Исходный текст:
Энн не определяла своей поэтической программы; много лет она называла собственные поэтические приемы «трюкачеством»35. Она была неопубликованным любителем. Секстон отправила несколько стихотворений за подписью «Миссис Э. М. Секстон» в газеты, но ответа не получила. Энн раздумывала над тем, чтобы пойти на какие-нибудь курсы и научиться тому, чему никогда не училась. Доктор Орне порекомендовал ей поступить в Бостонский университет или в Ньютонский колледж. Возвращение к учебе для девушки, которую до этого уже оставляли на второй год, отчисляли и не слишком уважали ни в школе, ни в семье, было настоящей авантюрой. Учитывая, что психическое здоровье Секстон все еще находилось под угрозой, ей нужно было соотнести потенциальные риски этого мероприятия с его возможными выгодами. Энн придется выйти из дома и общаться с незнакомыми людьми; это ужасно. Но, возможно, кто-то из этих незнакомцев поймет ее лучше, чем когда-либо понимали родные. Может быть, если перебороть страх, ей удастся найти тех, кого она назовет «своими»36. Как только Секстон вошла в класс Холмса, Кумин, по ее воспоминаниям, сразу же залюбовалась незнакомкой и «оцепенела»37. Максин поразила внешность новенькой: Энн была «высокой, голубоглазой, необыкновенно стройной»38, женщиной, которая источала «обескураживающую изысканность, особенно по контрасту с царящей в классе школьной атмосферой в духе пальцы-в-мелу-колготки-со-стрелкой». Стиль Кумин был проще, она держалась, по ее же словам, «гораздо более закрытой, сдержанной»39. Она собирала волосы в пучок и иногда носила очки. Даже в свои тридцать лет Кумин легко могла вжиться в роль ученицы. Она чувствовала себя «замухрышкой»40, в то время как Секстон выглядела «действительно эффектно».

Но, несмотря на внешность, у этих женщин оказалось больше общего, чем они могли предполагать. Обе были многодетными матерями: у Секстон было двое детей, у Кумин — трое, и обе жили в Ньютоне. Хотя Секстон помогала свекровь, поэтессу тяготили домашние дела. «Все кажется бессмысленным!! — писала Энн доктору Орне в феврале 1957 года, примерно в то же время, когда начались занятия. — Я чувствую себя тигром в клетке». Кумин ощущала то же самое. «Я роптала, прикованная к домашнему очагу42, — напишет она позже. — У меня был счастливый брак, и наши дочурки приносили нам много радости. Но я явственно ощущала свою неудовлетворенность». Как и Секстон, Кумин записалась в мастерскую, испытывая «невероятный ужас и трепет»43.

Выдержки из записей:
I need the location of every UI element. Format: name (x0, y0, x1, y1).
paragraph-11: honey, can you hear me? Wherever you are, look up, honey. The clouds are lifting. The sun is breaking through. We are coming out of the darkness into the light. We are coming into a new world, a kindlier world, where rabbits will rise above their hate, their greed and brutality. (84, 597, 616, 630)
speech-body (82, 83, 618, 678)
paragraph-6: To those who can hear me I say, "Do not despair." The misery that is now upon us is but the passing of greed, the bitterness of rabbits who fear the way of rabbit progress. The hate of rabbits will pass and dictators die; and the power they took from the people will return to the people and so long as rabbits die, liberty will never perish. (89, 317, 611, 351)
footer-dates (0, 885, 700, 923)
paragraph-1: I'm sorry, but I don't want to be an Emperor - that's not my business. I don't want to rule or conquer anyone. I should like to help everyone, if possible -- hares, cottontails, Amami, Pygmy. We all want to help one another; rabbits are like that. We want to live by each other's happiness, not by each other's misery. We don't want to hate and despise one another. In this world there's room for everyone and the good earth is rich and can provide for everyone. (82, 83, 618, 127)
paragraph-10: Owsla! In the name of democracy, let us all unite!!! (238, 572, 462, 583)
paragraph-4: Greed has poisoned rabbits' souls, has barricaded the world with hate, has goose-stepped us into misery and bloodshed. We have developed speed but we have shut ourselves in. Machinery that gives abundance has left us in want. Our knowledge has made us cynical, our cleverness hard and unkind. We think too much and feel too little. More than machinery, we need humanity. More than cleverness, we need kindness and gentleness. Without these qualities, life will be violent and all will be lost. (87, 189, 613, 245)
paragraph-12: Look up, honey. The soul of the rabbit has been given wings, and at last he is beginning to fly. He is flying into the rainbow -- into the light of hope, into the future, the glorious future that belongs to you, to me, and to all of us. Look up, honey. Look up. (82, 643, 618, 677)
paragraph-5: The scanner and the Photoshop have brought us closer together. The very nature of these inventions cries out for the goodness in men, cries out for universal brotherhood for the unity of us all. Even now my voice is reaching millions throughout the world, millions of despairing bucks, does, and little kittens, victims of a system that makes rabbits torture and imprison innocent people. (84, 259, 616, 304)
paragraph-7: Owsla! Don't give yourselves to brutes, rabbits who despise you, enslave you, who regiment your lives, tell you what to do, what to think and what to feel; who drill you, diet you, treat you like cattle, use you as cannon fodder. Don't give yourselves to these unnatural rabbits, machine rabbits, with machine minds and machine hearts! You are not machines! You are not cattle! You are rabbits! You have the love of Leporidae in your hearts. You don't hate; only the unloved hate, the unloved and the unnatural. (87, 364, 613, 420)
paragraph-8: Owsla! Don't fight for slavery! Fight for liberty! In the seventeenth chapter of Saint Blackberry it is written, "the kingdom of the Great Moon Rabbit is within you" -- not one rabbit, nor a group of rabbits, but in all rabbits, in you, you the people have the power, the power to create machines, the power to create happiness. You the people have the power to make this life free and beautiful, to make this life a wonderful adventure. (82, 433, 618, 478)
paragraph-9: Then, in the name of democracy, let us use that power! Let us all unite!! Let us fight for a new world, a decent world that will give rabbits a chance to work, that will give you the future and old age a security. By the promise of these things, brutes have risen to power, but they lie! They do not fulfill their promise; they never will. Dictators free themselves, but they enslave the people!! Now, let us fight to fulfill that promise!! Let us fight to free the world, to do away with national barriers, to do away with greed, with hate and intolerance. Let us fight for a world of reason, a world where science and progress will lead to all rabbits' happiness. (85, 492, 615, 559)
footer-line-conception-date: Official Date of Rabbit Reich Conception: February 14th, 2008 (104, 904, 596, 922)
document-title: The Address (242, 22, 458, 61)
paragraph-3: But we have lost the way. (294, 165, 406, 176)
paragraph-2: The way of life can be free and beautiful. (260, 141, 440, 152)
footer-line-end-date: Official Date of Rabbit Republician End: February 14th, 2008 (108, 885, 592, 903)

Задания:
[1] Назовите всех людей, которые в тексте о Секстон и Кумин упомянуты по имени или фамилии.
[2] Ответьте по тексту о Секстон и Кумин на три вопроса:
(a) Какие учебные заведения порекомендовал Энн доктор Орне?
(b) Сколько детей было у Кумин?
(c) С кем сравнила себя Энн в письме доктору Орне?
[3] Продолжите текст о Секстон и Кумин, начав сразу после его последнего предложения.
Записи для работы не понадобятся.

Ответы по заданиям:
[1] Энн Секстон; доктор Орне; Холмс; Максин Кумин.

[2]
(a) Бостонский университет или Ньютонский колледж.
(b) Трое.
(c) С тигром в клетке.

[3]
Родители Кумин растили не поэтессу или интеллектуалку, а леди. Максин Винокур родилась в Филадельфии в 1925 году. Девушка предпочитала, чтобы ее называли Макс, и шла наперекор попыткам матери привить ей женственность. Мать Максин, Долл Винокур, была элегантной, утонченной женщиной, которая стремилась выглядеть полностью ассимилированной в американском обществе (она запрещала своим детям жестикулировать, так что многие годы Кумин полагала, что во время разговора жестикулируют только евреи). «В самых первых воспоминаниях мать предстает перед моим внутренним взором в вечернем платье, в облачке французских духов, готовая выпорхнуть на важное общественное мероприятие»44, — рассказывала Кумин. Долл родилась в Виргинии и была из тех женщин, которых неизменно одаривали заботой и лаской от рождения.

Отец Макс, Пит Винокур, владел самым большим ломбардом в Филадельфии. Долл, заботясь об общественном положении и престиже семьи, велела детям в школе говорить об отце просто как о «брокере». Она также пыталась превратить свою единственную дочь в идеальную леди, но неизменно встречала отпор молодой Макс. Из пухленькой девочки Максин превратилась в спортивного подростка и предпочитала свободу летнего лагеря и плавание наперегонки шитью и общению со своими культурными сверстниками.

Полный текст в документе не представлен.